Given data ->

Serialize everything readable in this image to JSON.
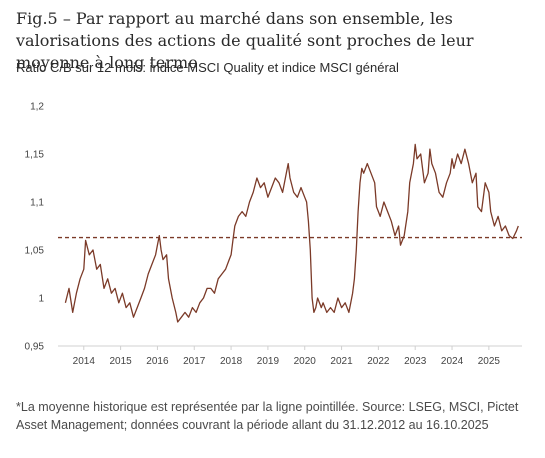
{
  "title": "Fig.5 – Par rapport au marché dans son ensemble, les valorisations des actions de qualité sont proches de leur moyenne à long terme",
  "subtitle": "Ratio C/B sur 12 mois: indice MSCI Quality et indice MSCI général",
  "footnote": "*La moyenne historique est représentée par la ligne pointillée. Source: LSEG, MSCI, Pictet Asset Management; données couvrant la période allant du 31.12.2012 au 16.10.2025",
  "colors": {
    "line": "#7b3a28",
    "average": "#7b3a28",
    "axis": "#d0d0d0",
    "text": "#444444"
  },
  "chart_data": {
    "type": "line",
    "title": "",
    "xlabel": "",
    "ylabel": "",
    "ylim": [
      0.95,
      1.2
    ],
    "xlim": [
      2013.3,
      2025.9
    ],
    "yticks": [
      0.95,
      1,
      1.05,
      1.1,
      1.15,
      1.2
    ],
    "ytick_labels": [
      "0,95",
      "1",
      "1,05",
      "1,1",
      "1,15",
      "1,2"
    ],
    "xtick_labels": [
      "2014",
      "2015",
      "2016",
      "2017",
      "2018",
      "2019",
      "2020",
      "2021",
      "2022",
      "2023",
      "2024",
      "2025"
    ],
    "xtick_positions": [
      2014,
      2015,
      2016,
      2017,
      2018,
      2019,
      2020,
      2021,
      2022,
      2023,
      2024,
      2025
    ],
    "grid": false,
    "legend": "none",
    "average_line": 1.063,
    "series": [
      {
        "values": [
          [
            2013.5,
            0.995
          ],
          [
            2013.6,
            1.01
          ],
          [
            2013.7,
            0.985
          ],
          [
            2013.8,
            1.005
          ],
          [
            2013.9,
            1.02
          ],
          [
            2014.0,
            1.03
          ],
          [
            2014.05,
            1.06
          ],
          [
            2014.15,
            1.045
          ],
          [
            2014.25,
            1.05
          ],
          [
            2014.35,
            1.03
          ],
          [
            2014.45,
            1.035
          ],
          [
            2014.55,
            1.01
          ],
          [
            2014.65,
            1.02
          ],
          [
            2014.75,
            1.005
          ],
          [
            2014.85,
            1.01
          ],
          [
            2014.95,
            0.995
          ],
          [
            2015.05,
            1.005
          ],
          [
            2015.15,
            0.99
          ],
          [
            2015.25,
            0.995
          ],
          [
            2015.35,
            0.98
          ],
          [
            2015.45,
            0.99
          ],
          [
            2015.55,
            1.0
          ],
          [
            2015.65,
            1.01
          ],
          [
            2015.75,
            1.025
          ],
          [
            2015.85,
            1.035
          ],
          [
            2015.95,
            1.045
          ],
          [
            2016.0,
            1.055
          ],
          [
            2016.05,
            1.065
          ],
          [
            2016.1,
            1.05
          ],
          [
            2016.15,
            1.04
          ],
          [
            2016.25,
            1.045
          ],
          [
            2016.3,
            1.02
          ],
          [
            2016.4,
            1.0
          ],
          [
            2016.5,
            0.985
          ],
          [
            2016.55,
            0.975
          ],
          [
            2016.65,
            0.98
          ],
          [
            2016.75,
            0.985
          ],
          [
            2016.85,
            0.98
          ],
          [
            2016.95,
            0.99
          ],
          [
            2017.05,
            0.985
          ],
          [
            2017.15,
            0.995
          ],
          [
            2017.25,
            1.0
          ],
          [
            2017.35,
            1.01
          ],
          [
            2017.45,
            1.01
          ],
          [
            2017.55,
            1.005
          ],
          [
            2017.65,
            1.02
          ],
          [
            2017.75,
            1.025
          ],
          [
            2017.85,
            1.03
          ],
          [
            2017.95,
            1.04
          ],
          [
            2018.0,
            1.045
          ],
          [
            2018.05,
            1.06
          ],
          [
            2018.1,
            1.075
          ],
          [
            2018.2,
            1.085
          ],
          [
            2018.3,
            1.09
          ],
          [
            2018.4,
            1.085
          ],
          [
            2018.5,
            1.1
          ],
          [
            2018.6,
            1.11
          ],
          [
            2018.7,
            1.125
          ],
          [
            2018.8,
            1.115
          ],
          [
            2018.9,
            1.12
          ],
          [
            2019.0,
            1.105
          ],
          [
            2019.1,
            1.115
          ],
          [
            2019.2,
            1.125
          ],
          [
            2019.3,
            1.12
          ],
          [
            2019.4,
            1.11
          ],
          [
            2019.5,
            1.13
          ],
          [
            2019.55,
            1.14
          ],
          [
            2019.6,
            1.125
          ],
          [
            2019.7,
            1.11
          ],
          [
            2019.8,
            1.105
          ],
          [
            2019.9,
            1.115
          ],
          [
            2020.0,
            1.105
          ],
          [
            2020.05,
            1.1
          ],
          [
            2020.1,
            1.08
          ],
          [
            2020.15,
            1.05
          ],
          [
            2020.2,
            1.0
          ],
          [
            2020.25,
            0.985
          ],
          [
            2020.3,
            0.99
          ],
          [
            2020.35,
            1.0
          ],
          [
            2020.45,
            0.99
          ],
          [
            2020.5,
            0.995
          ],
          [
            2020.6,
            0.985
          ],
          [
            2020.7,
            0.99
          ],
          [
            2020.8,
            0.985
          ],
          [
            2020.9,
            1.0
          ],
          [
            2021.0,
            0.99
          ],
          [
            2021.1,
            0.995
          ],
          [
            2021.2,
            0.985
          ],
          [
            2021.3,
            1.005
          ],
          [
            2021.35,
            1.02
          ],
          [
            2021.4,
            1.05
          ],
          [
            2021.45,
            1.09
          ],
          [
            2021.5,
            1.12
          ],
          [
            2021.55,
            1.135
          ],
          [
            2021.6,
            1.13
          ],
          [
            2021.7,
            1.14
          ],
          [
            2021.8,
            1.13
          ],
          [
            2021.9,
            1.12
          ],
          [
            2021.95,
            1.095
          ],
          [
            2022.0,
            1.09
          ],
          [
            2022.05,
            1.085
          ],
          [
            2022.15,
            1.1
          ],
          [
            2022.25,
            1.09
          ],
          [
            2022.35,
            1.08
          ],
          [
            2022.45,
            1.065
          ],
          [
            2022.55,
            1.075
          ],
          [
            2022.6,
            1.055
          ],
          [
            2022.7,
            1.065
          ],
          [
            2022.8,
            1.09
          ],
          [
            2022.85,
            1.12
          ],
          [
            2022.95,
            1.14
          ],
          [
            2023.0,
            1.16
          ],
          [
            2023.05,
            1.145
          ],
          [
            2023.15,
            1.15
          ],
          [
            2023.25,
            1.12
          ],
          [
            2023.35,
            1.13
          ],
          [
            2023.4,
            1.155
          ],
          [
            2023.45,
            1.14
          ],
          [
            2023.55,
            1.13
          ],
          [
            2023.65,
            1.11
          ],
          [
            2023.75,
            1.105
          ],
          [
            2023.85,
            1.12
          ],
          [
            2023.95,
            1.13
          ],
          [
            2024.0,
            1.145
          ],
          [
            2024.05,
            1.135
          ],
          [
            2024.15,
            1.15
          ],
          [
            2024.25,
            1.14
          ],
          [
            2024.35,
            1.155
          ],
          [
            2024.45,
            1.14
          ],
          [
            2024.55,
            1.12
          ],
          [
            2024.65,
            1.13
          ],
          [
            2024.7,
            1.095
          ],
          [
            2024.8,
            1.09
          ],
          [
            2024.9,
            1.12
          ],
          [
            2025.0,
            1.11
          ],
          [
            2025.05,
            1.09
          ],
          [
            2025.15,
            1.075
          ],
          [
            2025.25,
            1.085
          ],
          [
            2025.35,
            1.07
          ],
          [
            2025.45,
            1.075
          ],
          [
            2025.55,
            1.065
          ],
          [
            2025.65,
            1.062
          ],
          [
            2025.75,
            1.07
          ],
          [
            2025.8,
            1.075
          ]
        ]
      }
    ]
  }
}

Do this -> Transcribe the records verbatim and omit the images.

Solution to the exercise ->
Serialize everything readable in this image to JSON.
{
  "title": "Fig.5 – Par rapport au marché dans son ensemble, les valorisations des actions de qualité sont proches de leur moyenne à long terme",
  "subtitle": "Ratio C/B sur 12 mois: indice MSCI Quality et indice MSCI général",
  "footnote": "*La moyenne historique est représentée par la ligne pointillée. Source: LSEG, MSCI, Pictet Asset Management; données couvrant la période allant du 31.12.2012 au 16.10.2025",
  "colors": {
    "line": "#7b3a28",
    "average": "#7b3a28",
    "axis": "#d0d0d0",
    "text": "#444444"
  },
  "chart_data": {
    "type": "line",
    "title": "",
    "xlabel": "",
    "ylabel": "",
    "ylim": [
      0.95,
      1.2
    ],
    "xlim": [
      2013.3,
      2025.9
    ],
    "yticks": [
      0.95,
      1,
      1.05,
      1.1,
      1.15,
      1.2
    ],
    "ytick_labels": [
      "0,95",
      "1",
      "1,05",
      "1,1",
      "1,15",
      "1,2"
    ],
    "xtick_labels": [
      "2014",
      "2015",
      "2016",
      "2017",
      "2018",
      "2019",
      "2020",
      "2021",
      "2022",
      "2023",
      "2024",
      "2025"
    ],
    "xtick_positions": [
      2014,
      2015,
      2016,
      2017,
      2018,
      2019,
      2020,
      2021,
      2022,
      2023,
      2024,
      2025
    ],
    "grid": false,
    "legend": "none",
    "average_line": 1.063,
    "series": [
      {
        "values": [
          [
            2013.5,
            0.995
          ],
          [
            2013.6,
            1.01
          ],
          [
            2013.7,
            0.985
          ],
          [
            2013.8,
            1.005
          ],
          [
            2013.9,
            1.02
          ],
          [
            2014.0,
            1.03
          ],
          [
            2014.05,
            1.06
          ],
          [
            2014.15,
            1.045
          ],
          [
            2014.25,
            1.05
          ],
          [
            2014.35,
            1.03
          ],
          [
            2014.45,
            1.035
          ],
          [
            2014.55,
            1.01
          ],
          [
            2014.65,
            1.02
          ],
          [
            2014.75,
            1.005
          ],
          [
            2014.85,
            1.01
          ],
          [
            2014.95,
            0.995
          ],
          [
            2015.05,
            1.005
          ],
          [
            2015.15,
            0.99
          ],
          [
            2015.25,
            0.995
          ],
          [
            2015.35,
            0.98
          ],
          [
            2015.45,
            0.99
          ],
          [
            2015.55,
            1.0
          ],
          [
            2015.65,
            1.01
          ],
          [
            2015.75,
            1.025
          ],
          [
            2015.85,
            1.035
          ],
          [
            2015.95,
            1.045
          ],
          [
            2016.0,
            1.055
          ],
          [
            2016.05,
            1.065
          ],
          [
            2016.1,
            1.05
          ],
          [
            2016.15,
            1.04
          ],
          [
            2016.25,
            1.045
          ],
          [
            2016.3,
            1.02
          ],
          [
            2016.4,
            1.0
          ],
          [
            2016.5,
            0.985
          ],
          [
            2016.55,
            0.975
          ],
          [
            2016.65,
            0.98
          ],
          [
            2016.75,
            0.985
          ],
          [
            2016.85,
            0.98
          ],
          [
            2016.95,
            0.99
          ],
          [
            2017.05,
            0.985
          ],
          [
            2017.15,
            0.995
          ],
          [
            2017.25,
            1.0
          ],
          [
            2017.35,
            1.01
          ],
          [
            2017.45,
            1.01
          ],
          [
            2017.55,
            1.005
          ],
          [
            2017.65,
            1.02
          ],
          [
            2017.75,
            1.025
          ],
          [
            2017.85,
            1.03
          ],
          [
            2017.95,
            1.04
          ],
          [
            2018.0,
            1.045
          ],
          [
            2018.05,
            1.06
          ],
          [
            2018.1,
            1.075
          ],
          [
            2018.2,
            1.085
          ],
          [
            2018.3,
            1.09
          ],
          [
            2018.4,
            1.085
          ],
          [
            2018.5,
            1.1
          ],
          [
            2018.6,
            1.11
          ],
          [
            2018.7,
            1.125
          ],
          [
            2018.8,
            1.115
          ],
          [
            2018.9,
            1.12
          ],
          [
            2019.0,
            1.105
          ],
          [
            2019.1,
            1.115
          ],
          [
            2019.2,
            1.125
          ],
          [
            2019.3,
            1.12
          ],
          [
            2019.4,
            1.11
          ],
          [
            2019.5,
            1.13
          ],
          [
            2019.55,
            1.14
          ],
          [
            2019.6,
            1.125
          ],
          [
            2019.7,
            1.11
          ],
          [
            2019.8,
            1.105
          ],
          [
            2019.9,
            1.115
          ],
          [
            2020.0,
            1.105
          ],
          [
            2020.05,
            1.1
          ],
          [
            2020.1,
            1.08
          ],
          [
            2020.15,
            1.05
          ],
          [
            2020.2,
            1.0
          ],
          [
            2020.25,
            0.985
          ],
          [
            2020.3,
            0.99
          ],
          [
            2020.35,
            1.0
          ],
          [
            2020.45,
            0.99
          ],
          [
            2020.5,
            0.995
          ],
          [
            2020.6,
            0.985
          ],
          [
            2020.7,
            0.99
          ],
          [
            2020.8,
            0.985
          ],
          [
            2020.9,
            1.0
          ],
          [
            2021.0,
            0.99
          ],
          [
            2021.1,
            0.995
          ],
          [
            2021.2,
            0.985
          ],
          [
            2021.3,
            1.005
          ],
          [
            2021.35,
            1.02
          ],
          [
            2021.4,
            1.05
          ],
          [
            2021.45,
            1.09
          ],
          [
            2021.5,
            1.12
          ],
          [
            2021.55,
            1.135
          ],
          [
            2021.6,
            1.13
          ],
          [
            2021.7,
            1.14
          ],
          [
            2021.8,
            1.13
          ],
          [
            2021.9,
            1.12
          ],
          [
            2021.95,
            1.095
          ],
          [
            2022.0,
            1.09
          ],
          [
            2022.05,
            1.085
          ],
          [
            2022.15,
            1.1
          ],
          [
            2022.25,
            1.09
          ],
          [
            2022.35,
            1.08
          ],
          [
            2022.45,
            1.065
          ],
          [
            2022.55,
            1.075
          ],
          [
            2022.6,
            1.055
          ],
          [
            2022.7,
            1.065
          ],
          [
            2022.8,
            1.09
          ],
          [
            2022.85,
            1.12
          ],
          [
            2022.95,
            1.14
          ],
          [
            2023.0,
            1.16
          ],
          [
            2023.05,
            1.145
          ],
          [
            2023.15,
            1.15
          ],
          [
            2023.25,
            1.12
          ],
          [
            2023.35,
            1.13
          ],
          [
            2023.4,
            1.155
          ],
          [
            2023.45,
            1.14
          ],
          [
            2023.55,
            1.13
          ],
          [
            2023.65,
            1.11
          ],
          [
            2023.75,
            1.105
          ],
          [
            2023.85,
            1.12
          ],
          [
            2023.95,
            1.13
          ],
          [
            2024.0,
            1.145
          ],
          [
            2024.05,
            1.135
          ],
          [
            2024.15,
            1.15
          ],
          [
            2024.25,
            1.14
          ],
          [
            2024.35,
            1.155
          ],
          [
            2024.45,
            1.14
          ],
          [
            2024.55,
            1.12
          ],
          [
            2024.65,
            1.13
          ],
          [
            2024.7,
            1.095
          ],
          [
            2024.8,
            1.09
          ],
          [
            2024.9,
            1.12
          ],
          [
            2025.0,
            1.11
          ],
          [
            2025.05,
            1.09
          ],
          [
            2025.15,
            1.075
          ],
          [
            2025.25,
            1.085
          ],
          [
            2025.35,
            1.07
          ],
          [
            2025.45,
            1.075
          ],
          [
            2025.55,
            1.065
          ],
          [
            2025.65,
            1.062
          ],
          [
            2025.75,
            1.07
          ],
          [
            2025.8,
            1.075
          ]
        ]
      }
    ]
  }
}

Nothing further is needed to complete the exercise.